SET EXERCISE ▸ Would you quote the material below in full and unchanged?

RECORDS PROVIDED ▸
■ ■ ■ ■ ■

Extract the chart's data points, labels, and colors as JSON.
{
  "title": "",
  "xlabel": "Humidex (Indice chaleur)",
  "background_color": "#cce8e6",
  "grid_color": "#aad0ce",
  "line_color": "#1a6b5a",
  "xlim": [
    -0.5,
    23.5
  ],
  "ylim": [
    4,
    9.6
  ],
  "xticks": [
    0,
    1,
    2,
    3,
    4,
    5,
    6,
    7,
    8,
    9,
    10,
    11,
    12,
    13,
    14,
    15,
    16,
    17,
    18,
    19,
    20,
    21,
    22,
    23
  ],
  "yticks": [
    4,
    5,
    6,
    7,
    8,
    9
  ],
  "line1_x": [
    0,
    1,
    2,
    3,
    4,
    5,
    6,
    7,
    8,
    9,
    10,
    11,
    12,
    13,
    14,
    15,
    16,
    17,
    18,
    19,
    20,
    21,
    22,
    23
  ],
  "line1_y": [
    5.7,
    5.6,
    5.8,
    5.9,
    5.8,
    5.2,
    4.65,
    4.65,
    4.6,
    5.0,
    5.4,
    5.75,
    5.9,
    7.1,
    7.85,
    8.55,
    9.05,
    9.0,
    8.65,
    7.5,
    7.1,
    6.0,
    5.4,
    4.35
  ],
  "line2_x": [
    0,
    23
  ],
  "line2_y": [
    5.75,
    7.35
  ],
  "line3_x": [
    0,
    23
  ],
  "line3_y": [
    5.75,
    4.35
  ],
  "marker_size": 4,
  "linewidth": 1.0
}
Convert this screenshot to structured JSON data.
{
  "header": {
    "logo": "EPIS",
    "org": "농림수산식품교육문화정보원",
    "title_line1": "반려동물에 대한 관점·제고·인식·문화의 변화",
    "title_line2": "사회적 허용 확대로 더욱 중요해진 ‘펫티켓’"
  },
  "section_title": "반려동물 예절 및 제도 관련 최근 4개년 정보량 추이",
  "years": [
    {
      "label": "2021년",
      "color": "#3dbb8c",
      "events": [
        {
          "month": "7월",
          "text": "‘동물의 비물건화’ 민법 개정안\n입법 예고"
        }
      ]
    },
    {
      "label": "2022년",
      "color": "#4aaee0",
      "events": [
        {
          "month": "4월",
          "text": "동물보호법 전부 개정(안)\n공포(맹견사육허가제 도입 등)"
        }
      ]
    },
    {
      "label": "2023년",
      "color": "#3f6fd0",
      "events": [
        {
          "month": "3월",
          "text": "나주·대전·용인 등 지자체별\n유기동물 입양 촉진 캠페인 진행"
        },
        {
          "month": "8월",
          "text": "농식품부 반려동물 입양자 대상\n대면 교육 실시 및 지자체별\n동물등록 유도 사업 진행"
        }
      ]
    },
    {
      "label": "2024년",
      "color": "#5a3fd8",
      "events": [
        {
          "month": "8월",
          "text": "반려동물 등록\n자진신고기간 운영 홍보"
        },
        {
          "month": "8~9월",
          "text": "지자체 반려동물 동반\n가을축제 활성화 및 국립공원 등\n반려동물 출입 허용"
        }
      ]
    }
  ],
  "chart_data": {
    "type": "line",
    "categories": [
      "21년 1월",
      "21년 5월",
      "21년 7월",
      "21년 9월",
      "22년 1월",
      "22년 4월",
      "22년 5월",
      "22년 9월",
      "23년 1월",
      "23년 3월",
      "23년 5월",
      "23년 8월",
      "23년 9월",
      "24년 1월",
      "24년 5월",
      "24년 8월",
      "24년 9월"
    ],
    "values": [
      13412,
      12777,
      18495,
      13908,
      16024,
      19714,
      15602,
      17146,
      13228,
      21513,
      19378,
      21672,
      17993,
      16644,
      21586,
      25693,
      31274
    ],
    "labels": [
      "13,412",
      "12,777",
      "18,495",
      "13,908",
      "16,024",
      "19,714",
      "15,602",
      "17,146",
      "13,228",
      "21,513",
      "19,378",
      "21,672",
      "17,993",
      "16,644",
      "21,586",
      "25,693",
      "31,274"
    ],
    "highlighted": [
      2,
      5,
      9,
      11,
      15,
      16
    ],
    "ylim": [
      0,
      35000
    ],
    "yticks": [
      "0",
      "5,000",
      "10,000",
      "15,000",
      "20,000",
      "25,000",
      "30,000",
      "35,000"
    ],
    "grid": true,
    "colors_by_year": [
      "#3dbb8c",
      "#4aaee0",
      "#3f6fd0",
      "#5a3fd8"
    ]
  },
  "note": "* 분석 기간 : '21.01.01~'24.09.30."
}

■ ■ ■ ■ ■

ANSWER TO THIS PROBLEM ▸
Extract the chart's data points, labels, and colors as JSON.
{
  "title": "",
  "xlabel": "Humidex (Indice chaleur)",
  "background_color": "#cce8e6",
  "grid_color": "#aad0ce",
  "line_color": "#1a6b5a",
  "xlim": [
    -0.5,
    23.5
  ],
  "ylim": [
    4,
    9.6
  ],
  "xticks": [
    0,
    1,
    2,
    3,
    4,
    5,
    6,
    7,
    8,
    9,
    10,
    11,
    12,
    13,
    14,
    15,
    16,
    17,
    18,
    19,
    20,
    21,
    22,
    23
  ],
  "yticks": [
    4,
    5,
    6,
    7,
    8,
    9
  ],
  "line1_x": [
    0,
    1,
    2,
    3,
    4,
    5,
    6,
    7,
    8,
    9,
    10,
    11,
    12,
    13,
    14,
    15,
    16,
    17,
    18,
    19,
    20,
    21,
    22,
    23
  ],
  "line1_y": [
    5.7,
    5.6,
    5.8,
    5.9,
    5.8,
    5.2,
    4.65,
    4.65,
    4.6,
    5.0,
    5.4,
    5.75,
    5.9,
    7.1,
    7.85,
    8.55,
    9.05,
    9.0,
    8.65,
    7.5,
    7.1,
    6.0,
    5.4,
    4.35
  ],
  "line2_x": [
    0,
    23
  ],
  "line2_y": [
    5.75,
    7.35
  ],
  "line3_x": [
    0,
    23
  ],
  "line3_y": [
    5.75,
    4.35
  ],
  "marker_size": 4,
  "linewidth": 1.0
}
Convert this screenshot to structured JSON data.
{
  "header": {
    "logo": "EPIS",
    "org": "농림수산식품교육문화정보원",
    "title_line1": "반려동물에 대한 관점·제고·인식·문화의 변화",
    "title_line2": "사회적 허용 확대로 더욱 중요해진 ‘펫티켓’"
  },
  "section_title": "반려동물 예절 및 제도 관련 최근 4개년 정보량 추이",
  "years": [
    {
      "label": "2021년",
      "color": "#3dbb8c",
      "events": [
        {
          "month": "7월",
          "text": "‘동물의 비물건화’ 민법 개정안\n입법 예고"
        }
      ]
    },
    {
      "label": "2022년",
      "color": "#4aaee0",
      "events": [
        {
          "month": "4월",
          "text": "동물보호법 전부 개정(안)\n공포(맹견사육허가제 도입 등)"
        }
      ]
    },
    {
      "label": "2023년",
      "color": "#3f6fd0",
      "events": [
        {
          "month": "3월",
          "text": "나주·대전·용인 등 지자체별\n유기동물 입양 촉진 캠페인 진행"
        },
        {
          "month": "8월",
          "text": "농식품부 반려동물 입양자 대상\n대면 교육 실시 및 지자체별\n동물등록 유도 사업 진행"
        }
      ]
    },
    {
      "label": "2024년",
      "color": "#5a3fd8",
      "events": [
        {
          "month": "8월",
          "text": "반려동물 등록\n자진신고기간 운영 홍보"
        },
        {
          "month": "8~9월",
          "text": "지자체 반려동물 동반\n가을축제 활성화 및 국립공원 등\n반려동물 출입 허용"
        }
      ]
    }
  ],
  "chart_data": {
    "type": "line",
    "categories": [
      "21년 1월",
      "21년 5월",
      "21년 7월",
      "21년 9월",
      "22년 1월",
      "22년 4월",
      "22년 5월",
      "22년 9월",
      "23년 1월",
      "23년 3월",
      "23년 5월",
      "23년 8월",
      "23년 9월",
      "24년 1월",
      "24년 5월",
      "24년 8월",
      "24년 9월"
    ],
    "values": [
      13412,
      12777,
      18495,
      13908,
      16024,
      19714,
      15602,
      17146,
      13228,
      21513,
      19378,
      21672,
      17993,
      16644,
      21586,
      25693,
      31274
    ],
    "labels": [
      "13,412",
      "12,777",
      "18,495",
      "13,908",
      "16,024",
      "19,714",
      "15,602",
      "17,146",
      "13,228",
      "21,513",
      "19,378",
      "21,672",
      "17,993",
      "16,644",
      "21,586",
      "25,693",
      "31,274"
    ],
    "highlighted": [
      2,
      5,
      9,
      11,
      15,
      16
    ],
    "ylim": [
      0,
      35000
    ],
    "yticks": [
      "0",
      "5,000",
      "10,000",
      "15,000",
      "20,000",
      "25,000",
      "30,000",
      "35,000"
    ],
    "grid": true,
    "colors_by_year": [
      "#3dbb8c",
      "#4aaee0",
      "#3f6fd0",
      "#5a3fd8"
    ]
  },
  "note": "* 분석 기간 : '21.01.01~'24.09.30."
}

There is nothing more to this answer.